**GIVEN INSTRUCTION**
In the entries, find all lines that hold the word "jarrulevyt" and copy them.
╭──
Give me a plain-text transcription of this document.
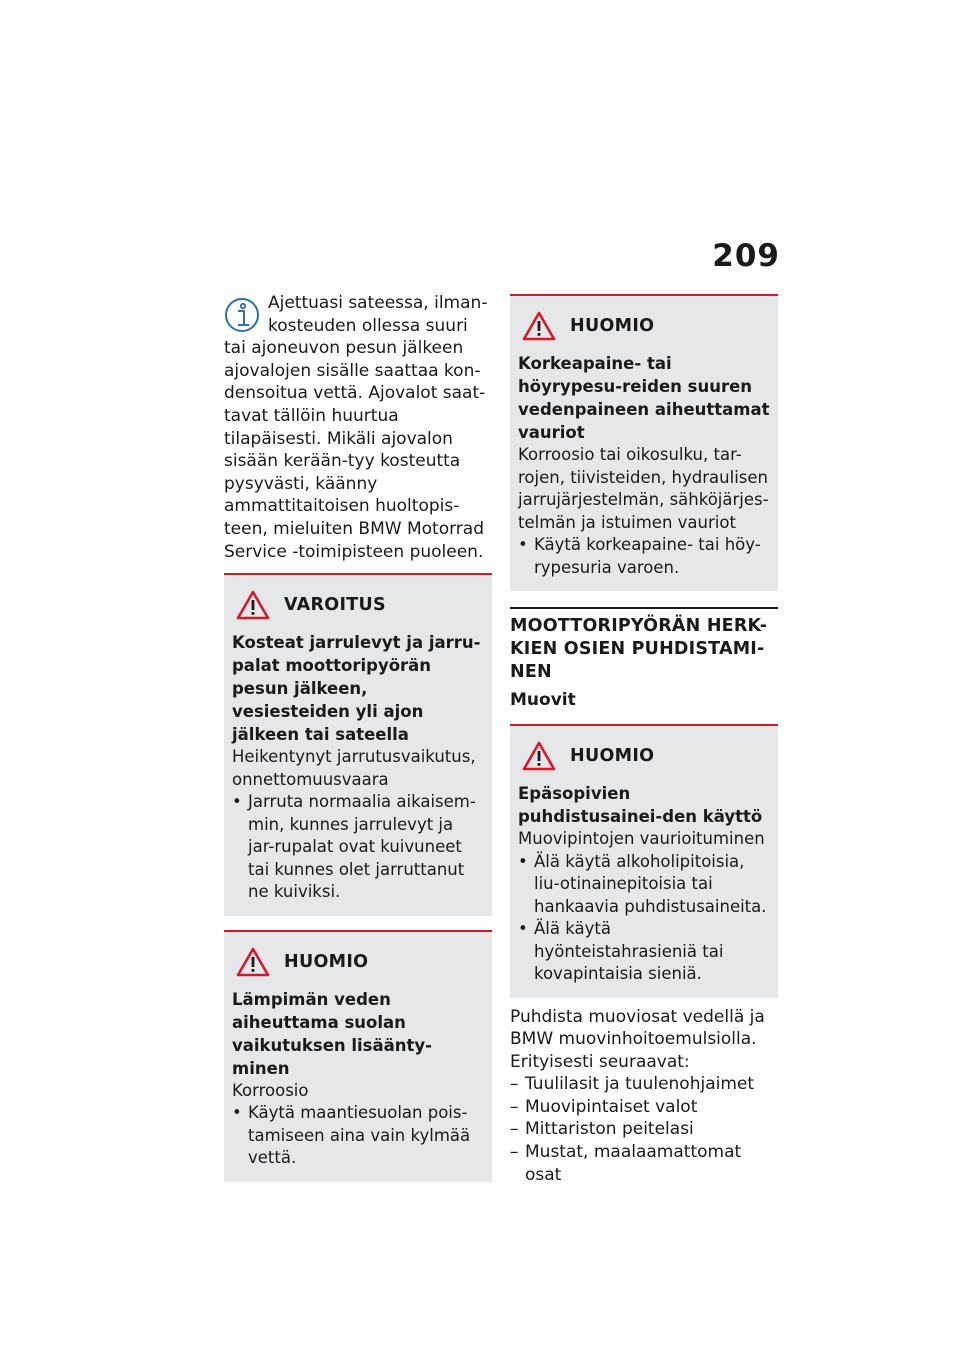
209

Ajettuasi sateessa, ilman-
kosteuden ollessa suuri
tai ajoneuvon pesun jälkeen ajovalojen sisälle saattaa kon-densoitua vettä. Ajovalot saat-tavat tällöin huurtua tilapäisesti. Mikäli ajovalon sisään kerään-tyy kosteutta pysyvästi, käänny ammattitaitoisen huoltopis-teen, mieluiten BMW Motorrad Service -toimipisteen puoleen.

VAROITUS

Kosteat jarrulevyt ja jarru-palat moottoripyörän pesun jälkeen, vesiesteiden yli ajon jälkeen tai sateella

Heikentynyt jarrutusvaikutus, onnettomuusvaara

• Jarruta normaalia aikaisem-min, kunnes jarrulevyt ja jar-rupalat ovat kuivuneet tai kunnes olet jarruttanut ne kuiviksi.
HUOMIO

Lämpimän veden aiheuttama suolan vaikutuksen lisäänty-minen

Korroosio

• Käytä maantiesuolan pois-tamiseen aina vain kylmää vettä.
HUOMIO

Korkeapaine- tai höyrypesu-reiden suuren vedenpaineen aiheuttamat vauriot

Korroosio tai oikosulku, tar-rojen, tiivisteiden, hydraulisen jarrujärjestelmän, sähköjärjes-telmän ja istuimen vauriot

• Käytä korkeapaine- tai höy-rypesuria varoen.
MOOTTORIPYÖRÄN HERK-KIEN OSIEN PUHDISTAMI-NEN

Muovit

HUOMIO

Epäsopivien puhdistusainei-den käyttö

Muovipintojen vaurioituminen

• Älä käytä alkoholipitoisia, liu-otinainepitoisia tai hankaavia puhdistusaineita.
• Älä käytä hyönteistahrasieniä tai kovapintaisia sieniä.

Puhdista muoviosat vedellä ja BMW muovinhoitoemulsiolla.

Erityisesti seuraavat:

– Tuulilasit ja tuulenohjaimet
– Muovipintaiset valot
– Mittariston peitelasi
– Mustat, maalaamattomat osat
╰──
**WRITTEN RESPONSE**
Kosteat jarrulevyt ja jarru-palat moottoripyörän pesun jälkeen, vesiesteiden yli ajon jälkeen tai sateella
• Jarruta normaalia aikaisem-min, kunnes jarrulevyt ja jar-rupalat ovat kuivuneet tai kunnes olet jarruttanut ne kuiviksi.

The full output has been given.